What to work on:
Leaving out the pictures, please retype each record exactly.

Supplied records:

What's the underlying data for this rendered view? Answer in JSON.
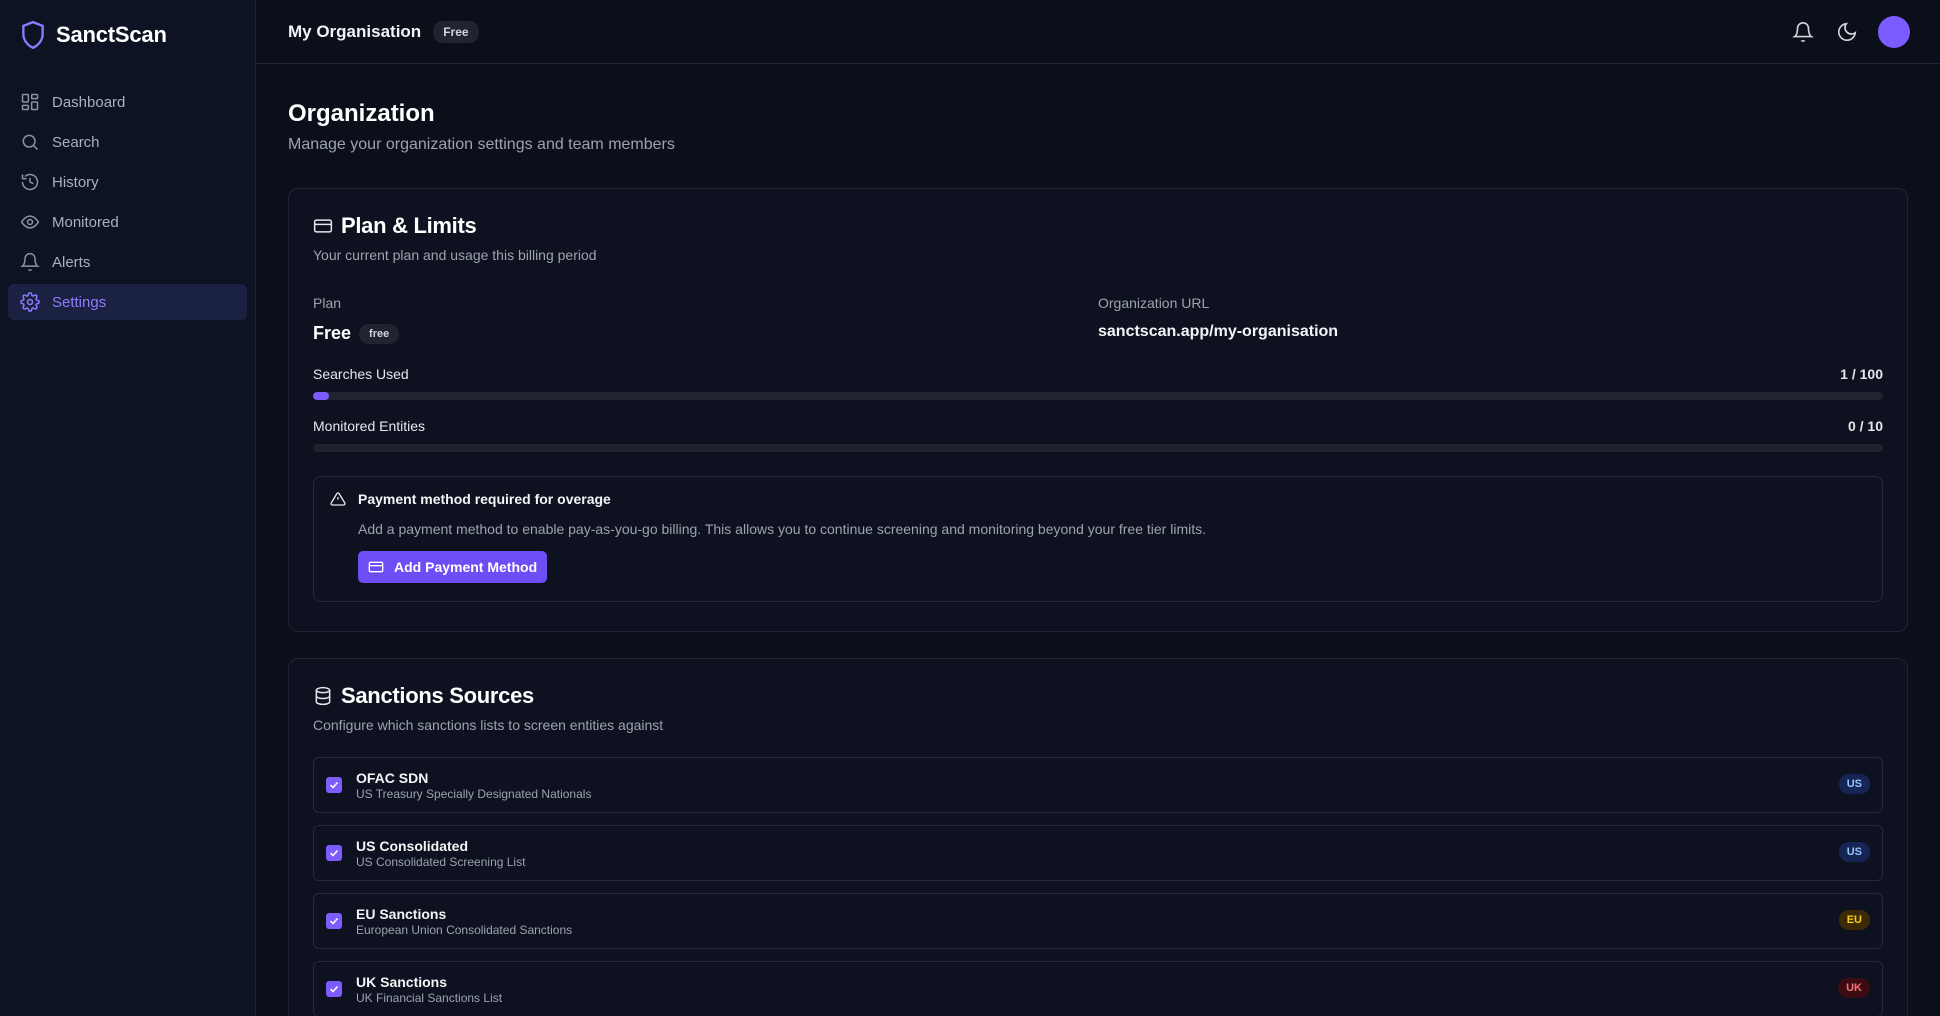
{
  "brand": {
    "name": "SanctScan"
  },
  "sidebar": {
    "items": [
      {
        "label": "Dashboard",
        "icon": "dashboard-icon"
      },
      {
        "label": "Search",
        "icon": "search-icon"
      },
      {
        "label": "History",
        "icon": "history-icon"
      },
      {
        "label": "Monitored",
        "icon": "eye-icon"
      },
      {
        "label": "Alerts",
        "icon": "bell-icon"
      },
      {
        "label": "Settings",
        "icon": "gear-icon",
        "active": true
      }
    ]
  },
  "header": {
    "org_name": "My Organisation",
    "plan_badge": "Free"
  },
  "page": {
    "title": "Organization",
    "subtitle": "Manage your organization settings and team members"
  },
  "plan_card": {
    "title": "Plan & Limits",
    "description": "Your current plan and usage this billing period",
    "plan_label": "Plan",
    "plan_value": "Free",
    "plan_badge": "free",
    "url_label": "Organization URL",
    "url_value": "sanctscan.app/my-organisation",
    "usage": [
      {
        "label": "Searches Used",
        "count": "1 / 100",
        "fraction": 0.01
      },
      {
        "label": "Monitored Entities",
        "count": "0 / 10",
        "fraction": 0
      }
    ],
    "alert": {
      "title": "Payment method required for overage",
      "text": "Add a payment method to enable pay-as-you-go billing. This allows you to continue screening and monitoring beyond your free tier limits.",
      "button_label": "Add Payment Method"
    }
  },
  "sources_card": {
    "title": "Sanctions Sources",
    "description": "Configure which sanctions lists to screen entities against",
    "sources": [
      {
        "name": "OFAC SDN",
        "description": "US Treasury Specially Designated Nationals",
        "region": "US",
        "checked": true
      },
      {
        "name": "US Consolidated",
        "description": "US Consolidated Screening List",
        "region": "US",
        "checked": true
      },
      {
        "name": "EU Sanctions",
        "description": "European Union Consolidated Sanctions",
        "region": "EU",
        "checked": true
      },
      {
        "name": "UK Sanctions",
        "description": "UK Financial Sanctions List",
        "region": "UK",
        "checked": true
      }
    ]
  },
  "colors": {
    "accent": "#7c5cff",
    "region_us_bg": "#172554",
    "region_us_fg": "#93c5fd",
    "region_eu_bg": "#3a2a06",
    "region_eu_fg": "#facc15",
    "region_uk_bg": "#3b0d12",
    "region_uk_fg": "#f87171"
  }
}
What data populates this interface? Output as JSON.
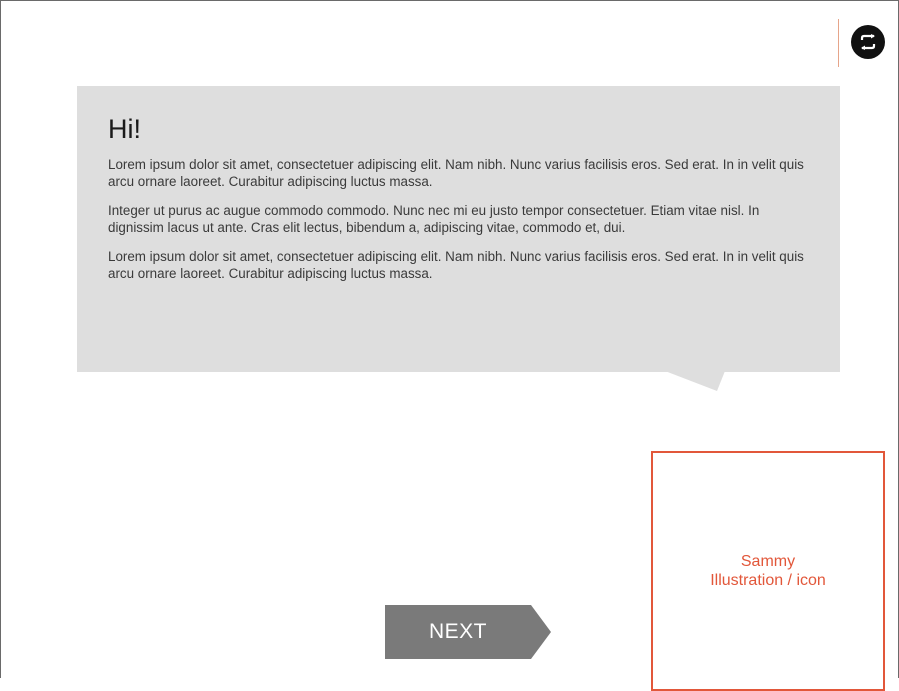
{
  "top_button": {
    "icon": "swap-arrows-icon"
  },
  "speech_bubble": {
    "heading": "Hi!",
    "paragraphs": [
      "Lorem ipsum dolor sit amet, consectetuer adipiscing elit. Nam nibh. Nunc varius facilisis eros. Sed erat. In in velit quis arcu ornare laoreet. Curabitur adipiscing luctus massa.",
      "Integer ut purus ac augue commodo commodo. Nunc nec mi eu justo tempor consectetuer. Etiam vitae nisl. In dignissim lacus ut ante. Cras elit lectus, bibendum a, adipiscing vitae, commodo et, dui.",
      "Lorem ipsum dolor sit amet, consectetuer adipiscing elit. Nam nibh. Nunc varius facilisis eros. Sed erat. In in velit quis arcu ornare laoreet. Curabitur adipiscing luctus massa."
    ]
  },
  "illustration_placeholder": {
    "line1": "Sammy",
    "line2": "Illustration / icon"
  },
  "next_button": {
    "label": "NEXT"
  },
  "colors": {
    "bubble_bg": "#dedede",
    "accent": "#e2573a",
    "button_bg": "#7a7a7a",
    "icon_bg": "#111111"
  }
}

The completed task:
What's the underlying data for this rendered view? Answer in JSON.
{
  "brand": {
    "name": "SanctScan"
  },
  "sidebar": {
    "items": [
      {
        "label": "Dashboard",
        "icon": "dashboard-icon"
      },
      {
        "label": "Search",
        "icon": "search-icon"
      },
      {
        "label": "History",
        "icon": "history-icon"
      },
      {
        "label": "Monitored",
        "icon": "eye-icon"
      },
      {
        "label": "Alerts",
        "icon": "bell-icon"
      },
      {
        "label": "Settings",
        "icon": "gear-icon",
        "active": true
      }
    ]
  },
  "header": {
    "org_name": "My Organisation",
    "plan_badge": "Free"
  },
  "page": {
    "title": "Organization",
    "subtitle": "Manage your organization settings and team members"
  },
  "plan_card": {
    "title": "Plan & Limits",
    "description": "Your current plan and usage this billing period",
    "plan_label": "Plan",
    "plan_value": "Free",
    "plan_badge": "free",
    "url_label": "Organization URL",
    "url_value": "sanctscan.app/my-organisation",
    "usage": [
      {
        "label": "Searches Used",
        "count": "1 / 100",
        "fraction": 0.01
      },
      {
        "label": "Monitored Entities",
        "count": "0 / 10",
        "fraction": 0
      }
    ],
    "alert": {
      "title": "Payment method required for overage",
      "text": "Add a payment method to enable pay-as-you-go billing. This allows you to continue screening and monitoring beyond your free tier limits.",
      "button_label": "Add Payment Method"
    }
  },
  "sources_card": {
    "title": "Sanctions Sources",
    "description": "Configure which sanctions lists to screen entities against",
    "sources": [
      {
        "name": "OFAC SDN",
        "description": "US Treasury Specially Designated Nationals",
        "region": "US",
        "checked": true
      },
      {
        "name": "US Consolidated",
        "description": "US Consolidated Screening List",
        "region": "US",
        "checked": true
      },
      {
        "name": "EU Sanctions",
        "description": "European Union Consolidated Sanctions",
        "region": "EU",
        "checked": true
      },
      {
        "name": "UK Sanctions",
        "description": "UK Financial Sanctions List",
        "region": "UK",
        "checked": true
      }
    ]
  },
  "colors": {
    "accent": "#7c5cff",
    "region_us_bg": "#172554",
    "region_us_fg": "#93c5fd",
    "region_eu_bg": "#3a2a06",
    "region_eu_fg": "#facc15",
    "region_uk_bg": "#3b0d12",
    "region_uk_fg": "#f87171"
  }
}
What data populates this interface? Output as JSON.
{
  "top_button": {
    "icon": "swap-arrows-icon"
  },
  "speech_bubble": {
    "heading": "Hi!",
    "paragraphs": [
      "Lorem ipsum dolor sit amet, consectetuer adipiscing elit. Nam nibh. Nunc varius facilisis eros. Sed erat. In in velit quis arcu ornare laoreet. Curabitur adipiscing luctus massa.",
      "Integer ut purus ac augue commodo commodo. Nunc nec mi eu justo tempor consectetuer. Etiam vitae nisl. In dignissim lacus ut ante. Cras elit lectus, bibendum a, adipiscing vitae, commodo et, dui.",
      "Lorem ipsum dolor sit amet, consectetuer adipiscing elit. Nam nibh. Nunc varius facilisis eros. Sed erat. In in velit quis arcu ornare laoreet. Curabitur adipiscing luctus massa."
    ]
  },
  "illustration_placeholder": {
    "line1": "Sammy",
    "line2": "Illustration / icon"
  },
  "next_button": {
    "label": "NEXT"
  },
  "colors": {
    "bubble_bg": "#dedede",
    "accent": "#e2573a",
    "button_bg": "#7a7a7a",
    "icon_bg": "#111111"
  }
}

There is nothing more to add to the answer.